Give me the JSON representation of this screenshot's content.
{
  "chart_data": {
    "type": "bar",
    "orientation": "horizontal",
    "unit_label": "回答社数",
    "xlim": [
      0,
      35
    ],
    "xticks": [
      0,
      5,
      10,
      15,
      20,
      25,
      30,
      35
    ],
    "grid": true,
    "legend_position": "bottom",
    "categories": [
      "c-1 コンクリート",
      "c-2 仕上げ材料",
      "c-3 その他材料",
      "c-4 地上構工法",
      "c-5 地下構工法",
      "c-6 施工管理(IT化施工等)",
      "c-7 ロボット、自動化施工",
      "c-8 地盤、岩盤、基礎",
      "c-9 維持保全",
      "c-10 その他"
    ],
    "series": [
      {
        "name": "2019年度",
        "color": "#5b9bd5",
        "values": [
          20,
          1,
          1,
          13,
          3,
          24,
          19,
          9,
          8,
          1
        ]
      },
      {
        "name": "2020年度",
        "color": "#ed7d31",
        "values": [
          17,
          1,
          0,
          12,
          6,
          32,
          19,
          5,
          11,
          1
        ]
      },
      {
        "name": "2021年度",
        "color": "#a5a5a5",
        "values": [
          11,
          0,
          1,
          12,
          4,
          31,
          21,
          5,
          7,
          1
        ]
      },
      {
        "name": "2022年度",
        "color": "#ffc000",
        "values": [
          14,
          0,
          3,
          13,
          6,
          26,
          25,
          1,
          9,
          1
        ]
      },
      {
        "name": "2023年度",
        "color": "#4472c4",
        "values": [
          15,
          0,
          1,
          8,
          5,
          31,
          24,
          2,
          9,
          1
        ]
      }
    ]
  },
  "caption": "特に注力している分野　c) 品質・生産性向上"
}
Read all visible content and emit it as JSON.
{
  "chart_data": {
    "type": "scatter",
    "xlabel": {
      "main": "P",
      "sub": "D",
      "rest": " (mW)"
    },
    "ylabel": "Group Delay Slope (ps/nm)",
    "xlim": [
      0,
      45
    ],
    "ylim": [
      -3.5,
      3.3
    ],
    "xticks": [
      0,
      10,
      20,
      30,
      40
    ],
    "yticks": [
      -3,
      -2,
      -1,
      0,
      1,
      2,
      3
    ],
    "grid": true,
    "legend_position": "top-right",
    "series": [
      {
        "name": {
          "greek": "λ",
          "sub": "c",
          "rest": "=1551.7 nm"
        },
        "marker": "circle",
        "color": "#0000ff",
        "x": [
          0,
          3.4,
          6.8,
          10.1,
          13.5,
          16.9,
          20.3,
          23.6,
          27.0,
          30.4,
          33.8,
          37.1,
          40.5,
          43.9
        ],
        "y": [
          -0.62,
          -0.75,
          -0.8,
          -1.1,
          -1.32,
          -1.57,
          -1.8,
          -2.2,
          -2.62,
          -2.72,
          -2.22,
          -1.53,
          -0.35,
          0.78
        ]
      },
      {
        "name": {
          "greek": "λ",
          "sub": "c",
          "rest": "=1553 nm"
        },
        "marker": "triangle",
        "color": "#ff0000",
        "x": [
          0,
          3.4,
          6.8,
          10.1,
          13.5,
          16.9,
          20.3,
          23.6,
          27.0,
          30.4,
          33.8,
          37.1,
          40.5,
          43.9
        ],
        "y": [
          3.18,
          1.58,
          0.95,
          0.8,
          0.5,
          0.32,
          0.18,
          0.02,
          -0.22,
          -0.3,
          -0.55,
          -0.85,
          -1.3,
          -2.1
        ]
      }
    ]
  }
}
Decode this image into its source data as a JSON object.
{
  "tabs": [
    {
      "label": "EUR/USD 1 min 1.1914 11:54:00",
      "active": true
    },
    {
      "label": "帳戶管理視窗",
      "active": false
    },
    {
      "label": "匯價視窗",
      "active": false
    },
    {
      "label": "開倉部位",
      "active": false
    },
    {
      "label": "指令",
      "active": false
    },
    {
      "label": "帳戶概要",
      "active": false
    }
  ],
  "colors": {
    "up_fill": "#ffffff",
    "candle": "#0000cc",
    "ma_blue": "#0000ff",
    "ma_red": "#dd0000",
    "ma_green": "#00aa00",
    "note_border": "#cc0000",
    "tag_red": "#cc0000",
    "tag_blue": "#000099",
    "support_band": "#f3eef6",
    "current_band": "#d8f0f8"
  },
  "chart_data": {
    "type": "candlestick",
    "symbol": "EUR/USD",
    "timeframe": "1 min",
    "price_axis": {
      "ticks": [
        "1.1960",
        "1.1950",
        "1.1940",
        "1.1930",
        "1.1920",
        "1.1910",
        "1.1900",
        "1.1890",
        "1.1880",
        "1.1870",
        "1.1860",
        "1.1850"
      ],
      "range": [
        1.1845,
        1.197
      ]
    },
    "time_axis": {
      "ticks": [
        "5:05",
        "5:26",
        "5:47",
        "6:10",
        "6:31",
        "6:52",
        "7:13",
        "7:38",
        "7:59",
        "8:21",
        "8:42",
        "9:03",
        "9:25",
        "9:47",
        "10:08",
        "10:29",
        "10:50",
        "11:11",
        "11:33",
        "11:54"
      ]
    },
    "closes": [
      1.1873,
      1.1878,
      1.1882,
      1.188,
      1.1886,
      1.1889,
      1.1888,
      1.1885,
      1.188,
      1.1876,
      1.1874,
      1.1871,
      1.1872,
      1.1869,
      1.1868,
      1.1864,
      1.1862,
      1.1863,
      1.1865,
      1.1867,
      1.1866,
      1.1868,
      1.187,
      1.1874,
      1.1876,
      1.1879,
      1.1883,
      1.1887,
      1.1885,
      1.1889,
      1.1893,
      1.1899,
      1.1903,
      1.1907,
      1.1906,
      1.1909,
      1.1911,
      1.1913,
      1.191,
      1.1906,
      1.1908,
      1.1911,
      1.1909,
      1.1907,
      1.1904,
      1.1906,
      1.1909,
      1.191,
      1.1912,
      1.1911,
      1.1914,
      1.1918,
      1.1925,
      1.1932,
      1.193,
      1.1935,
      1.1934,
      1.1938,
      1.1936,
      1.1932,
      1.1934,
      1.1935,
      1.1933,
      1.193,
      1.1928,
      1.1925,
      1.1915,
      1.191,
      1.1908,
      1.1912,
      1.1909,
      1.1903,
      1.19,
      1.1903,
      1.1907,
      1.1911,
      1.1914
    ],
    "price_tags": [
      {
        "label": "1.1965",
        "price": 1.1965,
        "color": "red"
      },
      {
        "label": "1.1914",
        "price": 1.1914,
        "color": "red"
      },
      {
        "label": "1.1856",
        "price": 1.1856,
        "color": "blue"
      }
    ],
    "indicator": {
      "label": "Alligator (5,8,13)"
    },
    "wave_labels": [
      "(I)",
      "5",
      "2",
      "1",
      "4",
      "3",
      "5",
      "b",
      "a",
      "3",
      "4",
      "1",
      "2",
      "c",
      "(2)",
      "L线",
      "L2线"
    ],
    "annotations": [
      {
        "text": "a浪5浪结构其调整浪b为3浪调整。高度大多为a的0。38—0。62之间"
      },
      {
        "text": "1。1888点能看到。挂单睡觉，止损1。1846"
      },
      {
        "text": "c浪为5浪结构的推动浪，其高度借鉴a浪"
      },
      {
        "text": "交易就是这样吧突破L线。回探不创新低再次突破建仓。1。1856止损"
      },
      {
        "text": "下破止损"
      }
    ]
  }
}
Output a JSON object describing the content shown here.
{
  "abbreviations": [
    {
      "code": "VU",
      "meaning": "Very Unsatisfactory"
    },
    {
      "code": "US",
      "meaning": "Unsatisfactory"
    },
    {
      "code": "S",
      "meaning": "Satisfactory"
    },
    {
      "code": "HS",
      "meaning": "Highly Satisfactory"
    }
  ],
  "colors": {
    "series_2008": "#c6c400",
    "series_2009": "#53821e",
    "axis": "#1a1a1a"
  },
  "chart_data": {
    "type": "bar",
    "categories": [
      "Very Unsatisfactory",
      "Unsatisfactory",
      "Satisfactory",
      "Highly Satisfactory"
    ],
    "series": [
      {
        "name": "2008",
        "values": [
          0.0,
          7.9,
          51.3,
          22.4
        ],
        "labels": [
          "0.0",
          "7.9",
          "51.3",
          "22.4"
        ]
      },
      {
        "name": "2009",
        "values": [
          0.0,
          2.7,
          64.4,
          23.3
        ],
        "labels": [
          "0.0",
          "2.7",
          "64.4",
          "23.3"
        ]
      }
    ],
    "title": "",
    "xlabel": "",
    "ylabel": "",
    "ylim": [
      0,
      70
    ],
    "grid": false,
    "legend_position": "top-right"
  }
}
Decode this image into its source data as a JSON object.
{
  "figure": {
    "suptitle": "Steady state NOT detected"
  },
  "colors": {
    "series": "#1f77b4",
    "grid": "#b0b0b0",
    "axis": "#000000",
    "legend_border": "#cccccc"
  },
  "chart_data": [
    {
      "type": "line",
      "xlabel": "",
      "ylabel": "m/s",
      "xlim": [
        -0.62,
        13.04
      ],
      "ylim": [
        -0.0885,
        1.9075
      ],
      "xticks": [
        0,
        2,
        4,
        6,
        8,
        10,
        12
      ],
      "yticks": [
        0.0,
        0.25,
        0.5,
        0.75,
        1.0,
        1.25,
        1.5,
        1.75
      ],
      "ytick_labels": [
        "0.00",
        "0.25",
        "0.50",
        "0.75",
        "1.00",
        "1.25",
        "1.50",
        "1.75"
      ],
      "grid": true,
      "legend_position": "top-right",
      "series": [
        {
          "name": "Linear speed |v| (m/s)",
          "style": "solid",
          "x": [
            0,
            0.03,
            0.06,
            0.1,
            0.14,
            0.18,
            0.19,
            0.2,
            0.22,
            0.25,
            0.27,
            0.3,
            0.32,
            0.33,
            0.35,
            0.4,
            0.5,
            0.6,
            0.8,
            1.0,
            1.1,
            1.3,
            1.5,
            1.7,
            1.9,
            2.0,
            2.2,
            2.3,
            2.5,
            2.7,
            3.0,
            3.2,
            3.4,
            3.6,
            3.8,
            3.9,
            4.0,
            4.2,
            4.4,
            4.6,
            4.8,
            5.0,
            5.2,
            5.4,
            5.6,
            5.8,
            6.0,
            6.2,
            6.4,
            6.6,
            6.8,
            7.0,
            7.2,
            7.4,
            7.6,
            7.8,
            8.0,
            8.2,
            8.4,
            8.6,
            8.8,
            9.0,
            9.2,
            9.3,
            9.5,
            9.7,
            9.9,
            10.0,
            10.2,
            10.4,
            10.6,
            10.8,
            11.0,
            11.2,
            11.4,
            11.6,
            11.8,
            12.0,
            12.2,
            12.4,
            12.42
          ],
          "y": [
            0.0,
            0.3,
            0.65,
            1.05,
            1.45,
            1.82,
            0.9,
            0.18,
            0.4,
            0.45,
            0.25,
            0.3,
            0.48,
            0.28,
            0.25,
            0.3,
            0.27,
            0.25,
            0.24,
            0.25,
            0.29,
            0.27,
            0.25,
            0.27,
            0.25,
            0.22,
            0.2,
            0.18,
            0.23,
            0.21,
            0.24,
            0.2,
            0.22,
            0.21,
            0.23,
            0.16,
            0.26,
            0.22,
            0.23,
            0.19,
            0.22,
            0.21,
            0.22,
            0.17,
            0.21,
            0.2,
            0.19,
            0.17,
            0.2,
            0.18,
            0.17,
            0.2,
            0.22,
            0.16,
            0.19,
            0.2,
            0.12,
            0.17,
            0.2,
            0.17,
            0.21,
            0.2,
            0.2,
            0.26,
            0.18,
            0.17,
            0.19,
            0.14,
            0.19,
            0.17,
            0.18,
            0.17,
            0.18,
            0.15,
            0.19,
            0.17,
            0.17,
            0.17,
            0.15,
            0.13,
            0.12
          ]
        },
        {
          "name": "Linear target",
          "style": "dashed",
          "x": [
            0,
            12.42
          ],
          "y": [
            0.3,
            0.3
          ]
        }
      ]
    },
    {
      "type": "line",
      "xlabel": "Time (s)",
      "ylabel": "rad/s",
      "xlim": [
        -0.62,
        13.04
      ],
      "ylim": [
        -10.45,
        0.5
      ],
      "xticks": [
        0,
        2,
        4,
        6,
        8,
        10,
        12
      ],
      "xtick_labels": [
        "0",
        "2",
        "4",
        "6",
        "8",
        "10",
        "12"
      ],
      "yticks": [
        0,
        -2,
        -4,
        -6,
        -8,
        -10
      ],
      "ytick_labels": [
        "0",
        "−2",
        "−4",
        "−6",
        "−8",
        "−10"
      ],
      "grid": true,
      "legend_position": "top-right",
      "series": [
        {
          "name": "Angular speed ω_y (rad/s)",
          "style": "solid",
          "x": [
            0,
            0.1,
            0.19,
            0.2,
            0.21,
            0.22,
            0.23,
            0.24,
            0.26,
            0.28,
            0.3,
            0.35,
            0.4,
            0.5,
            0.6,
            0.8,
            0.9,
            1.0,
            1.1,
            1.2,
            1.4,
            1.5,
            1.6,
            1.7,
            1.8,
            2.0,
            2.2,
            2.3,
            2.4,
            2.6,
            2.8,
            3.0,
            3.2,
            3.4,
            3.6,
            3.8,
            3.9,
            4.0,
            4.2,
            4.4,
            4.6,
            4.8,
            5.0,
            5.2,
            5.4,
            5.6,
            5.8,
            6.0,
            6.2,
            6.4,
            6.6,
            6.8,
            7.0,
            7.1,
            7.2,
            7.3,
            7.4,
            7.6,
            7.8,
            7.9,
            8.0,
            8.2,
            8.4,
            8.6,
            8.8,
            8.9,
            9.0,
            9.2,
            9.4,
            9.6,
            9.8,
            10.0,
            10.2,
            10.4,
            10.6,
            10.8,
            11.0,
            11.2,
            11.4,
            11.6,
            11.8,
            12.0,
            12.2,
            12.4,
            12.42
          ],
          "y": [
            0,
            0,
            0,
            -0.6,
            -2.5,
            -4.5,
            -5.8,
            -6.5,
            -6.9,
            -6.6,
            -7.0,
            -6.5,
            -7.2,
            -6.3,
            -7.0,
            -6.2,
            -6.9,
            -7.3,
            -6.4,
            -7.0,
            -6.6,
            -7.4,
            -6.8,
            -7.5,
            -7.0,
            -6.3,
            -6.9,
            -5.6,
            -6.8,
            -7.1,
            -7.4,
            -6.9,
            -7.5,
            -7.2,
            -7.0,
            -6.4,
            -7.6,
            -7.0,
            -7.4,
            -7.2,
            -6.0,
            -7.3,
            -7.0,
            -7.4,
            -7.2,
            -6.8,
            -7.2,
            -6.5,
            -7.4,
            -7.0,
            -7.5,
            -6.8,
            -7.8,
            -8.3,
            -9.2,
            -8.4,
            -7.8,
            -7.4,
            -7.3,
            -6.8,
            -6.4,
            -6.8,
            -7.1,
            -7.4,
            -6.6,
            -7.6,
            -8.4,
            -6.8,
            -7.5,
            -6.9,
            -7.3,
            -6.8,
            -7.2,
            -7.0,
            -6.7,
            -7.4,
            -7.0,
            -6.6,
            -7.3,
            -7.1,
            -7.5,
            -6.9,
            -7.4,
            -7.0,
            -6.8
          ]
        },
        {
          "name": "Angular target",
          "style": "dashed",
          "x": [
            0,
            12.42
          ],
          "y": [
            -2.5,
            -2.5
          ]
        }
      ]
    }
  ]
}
##########
TO DO: Reproduce each line of the material containing the word "content".

WRITTEN REPLY:
Give me the JSON representation of this screenshot's content.
Read all visible content and emit it as JSON.
Output a JSON object describing the content shown here.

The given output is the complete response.